Exercise directions:
Images are not part of the copy; transcribe all the data exactly.

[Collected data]
---------------

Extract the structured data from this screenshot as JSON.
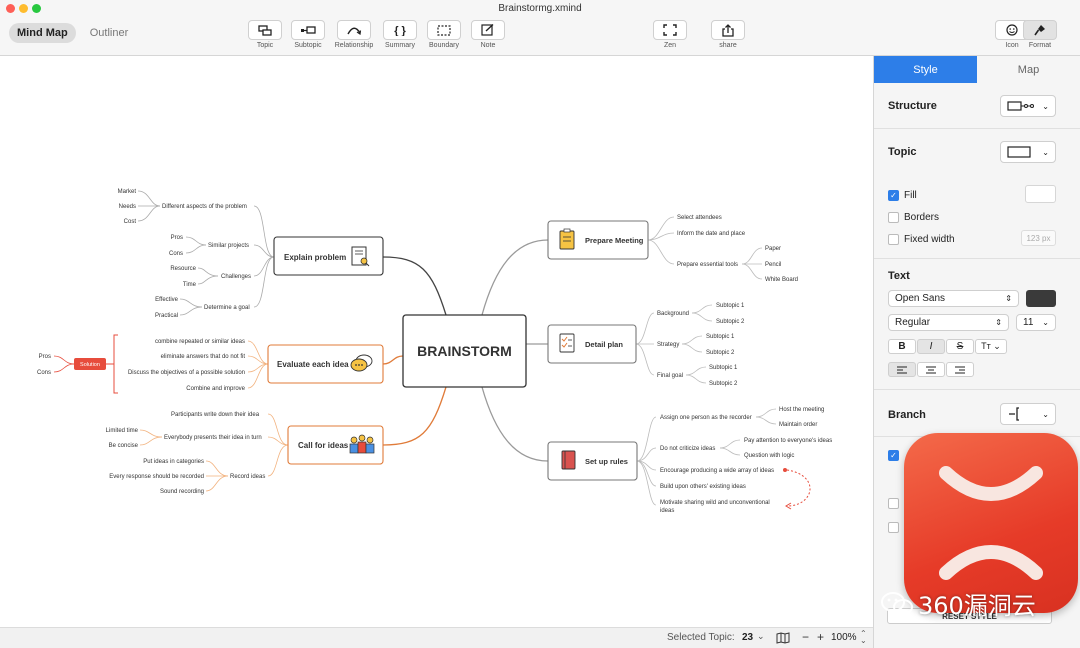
{
  "window": {
    "title": "Brainstormg.xmind"
  },
  "mode_tabs": [
    {
      "label": "Mind Map"
    },
    {
      "label": "Outliner"
    }
  ],
  "toolbar": {
    "topic": "Topic",
    "subtopic": "Subtopic",
    "relationship": "Relationship",
    "summary": "Summary",
    "boundary": "Boundary",
    "note": "Note",
    "zen": "Zen",
    "share": "share",
    "icon": "Icon",
    "format": "Format"
  },
  "panel": {
    "tabs": [
      {
        "label": "Style"
      },
      {
        "label": "Map"
      }
    ],
    "structure_label": "Structure",
    "topic_label": "Topic",
    "fill_label": "Fill",
    "borders_label": "Borders",
    "fixed_width_label": "Fixed width",
    "fixed_width_placeholder": "123 px",
    "text_label": "Text",
    "font_family": "Open Sans",
    "font_weight": "Regular",
    "font_size": "11",
    "branch_label": "Branch",
    "reset_button": "RESET STYLE",
    "fill_checked": true,
    "borders_checked": false,
    "fixed_width_checked": false,
    "accent_color": "#2d7ee8"
  },
  "watermark": {
    "text": "360漏洞云"
  },
  "status": {
    "selected_label": "Selected Topic:",
    "selected_count": "23",
    "zoom_minus": "−",
    "zoom_plus": "+",
    "zoom_level": "100%"
  },
  "mindmap": {
    "central": "BRAINSTORM",
    "explain": {
      "title": "Explain problem",
      "b1": "Different aspects of the problem",
      "b1a": "Market",
      "b1b": "Needs",
      "b1c": "Cost",
      "b2": "Similar projects",
      "b2a": "Pros",
      "b2b": "Cons",
      "b3": "Challenges",
      "b3a": "Resource",
      "b3b": "Time",
      "b4": "Determine a goal",
      "b4a": "Effective",
      "b4b": "Practical"
    },
    "evaluate": {
      "title": "Evaluate each idea",
      "i1": "combine repeated or similar ideas",
      "i2": "eliminate answers that do not fit",
      "i3": "Discuss the objectives of a possible solution",
      "i4": "Combine and improve",
      "summary": "Solution",
      "pros": "Pros",
      "cons": "Cons"
    },
    "call": {
      "title": "Call for ideas",
      "c1": "Participants write down their idea",
      "c2": "Everybody presents their idea in turn",
      "c2a": "Limited time",
      "c2b": "Be concise",
      "c3": "Record ideas",
      "c3a": "Put ideas in categories",
      "c3b": "Every response should be recorded",
      "c3c": "Sound recording"
    },
    "prepare": {
      "title": "Prepare Meeting",
      "p1": "Select attendees",
      "p2": "Inform the date and place",
      "p3": "Prepare essential tools",
      "p3a": "Paper",
      "p3b": "Pencil",
      "p3c": "White Board"
    },
    "detail": {
      "title": "Detail plan",
      "d1": "Background",
      "d1a": "Subtopic 1",
      "d1b": "Subtopic 2",
      "d2": "Strategy",
      "d2a": "Subtopic 1",
      "d2b": "Subtopic 2",
      "d3": "Final goal",
      "d3a": "Subtopic 1",
      "d3b": "Subtopic 2"
    },
    "rules": {
      "title": "Set up rules",
      "r1": "Assign one person as the recorder",
      "r1a": "Host the meeting",
      "r1b": "Maintain order",
      "r2": "Do not criticize ideas",
      "r2a": "Pay attention to everyone's ideas",
      "r2b": "Question with logic",
      "r3": "Encourage producing a wide array of ideas",
      "r4": "Build upon others' existing ideas",
      "r5a": "Motivate sharing wild and unconventional",
      "r5b": "ideas"
    }
  },
  "colors": {
    "dark_branch": "#444444",
    "orange_branch": "#e07b39",
    "gray_branch": "#9a9a9a",
    "red_accent": "#e74c3c",
    "panel_accent": "#2d7ee8"
  }
}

---------------

Worked solution:
Extract the structured data from this screenshot as JSON.
{
  "window": {
    "title": "Brainstormg.xmind"
  },
  "mode_tabs": [
    {
      "label": "Mind Map"
    },
    {
      "label": "Outliner"
    }
  ],
  "toolbar": {
    "topic": "Topic",
    "subtopic": "Subtopic",
    "relationship": "Relationship",
    "summary": "Summary",
    "boundary": "Boundary",
    "note": "Note",
    "zen": "Zen",
    "share": "share",
    "icon": "Icon",
    "format": "Format"
  },
  "panel": {
    "tabs": [
      {
        "label": "Style"
      },
      {
        "label": "Map"
      }
    ],
    "structure_label": "Structure",
    "topic_label": "Topic",
    "fill_label": "Fill",
    "borders_label": "Borders",
    "fixed_width_label": "Fixed width",
    "fixed_width_placeholder": "123 px",
    "text_label": "Text",
    "font_family": "Open Sans",
    "font_weight": "Regular",
    "font_size": "11",
    "branch_label": "Branch",
    "reset_button": "RESET STYLE",
    "fill_checked": true,
    "borders_checked": false,
    "fixed_width_checked": false,
    "accent_color": "#2d7ee8"
  },
  "watermark": {
    "text": "360漏洞云"
  },
  "status": {
    "selected_label": "Selected Topic:",
    "selected_count": "23",
    "zoom_minus": "−",
    "zoom_plus": "+",
    "zoom_level": "100%"
  },
  "mindmap": {
    "central": "BRAINSTORM",
    "explain": {
      "title": "Explain problem",
      "b1": "Different aspects of the problem",
      "b1a": "Market",
      "b1b": "Needs",
      "b1c": "Cost",
      "b2": "Similar projects",
      "b2a": "Pros",
      "b2b": "Cons",
      "b3": "Challenges",
      "b3a": "Resource",
      "b3b": "Time",
      "b4": "Determine a goal",
      "b4a": "Effective",
      "b4b": "Practical"
    },
    "evaluate": {
      "title": "Evaluate each idea",
      "i1": "combine repeated or similar ideas",
      "i2": "eliminate answers that do not fit",
      "i3": "Discuss the objectives of a possible solution",
      "i4": "Combine and improve",
      "summary": "Solution",
      "pros": "Pros",
      "cons": "Cons"
    },
    "call": {
      "title": "Call for ideas",
      "c1": "Participants write down their idea",
      "c2": "Everybody presents their idea in turn",
      "c2a": "Limited time",
      "c2b": "Be concise",
      "c3": "Record ideas",
      "c3a": "Put ideas in categories",
      "c3b": "Every response should be recorded",
      "c3c": "Sound recording"
    },
    "prepare": {
      "title": "Prepare Meeting",
      "p1": "Select attendees",
      "p2": "Inform the date and place",
      "p3": "Prepare essential tools",
      "p3a": "Paper",
      "p3b": "Pencil",
      "p3c": "White Board"
    },
    "detail": {
      "title": "Detail plan",
      "d1": "Background",
      "d1a": "Subtopic 1",
      "d1b": "Subtopic 2",
      "d2": "Strategy",
      "d2a": "Subtopic 1",
      "d2b": "Subtopic 2",
      "d3": "Final goal",
      "d3a": "Subtopic 1",
      "d3b": "Subtopic 2"
    },
    "rules": {
      "title": "Set up rules",
      "r1": "Assign one person as the recorder",
      "r1a": "Host the meeting",
      "r1b": "Maintain order",
      "r2": "Do not criticize ideas",
      "r2a": "Pay attention to everyone's ideas",
      "r2b": "Question with logic",
      "r3": "Encourage producing a wide array of ideas",
      "r4": "Build upon others' existing ideas",
      "r5a": "Motivate sharing wild and unconventional",
      "r5b": "ideas"
    }
  },
  "colors": {
    "dark_branch": "#444444",
    "orange_branch": "#e07b39",
    "gray_branch": "#9a9a9a",
    "red_accent": "#e74c3c",
    "panel_accent": "#2d7ee8"
  }
}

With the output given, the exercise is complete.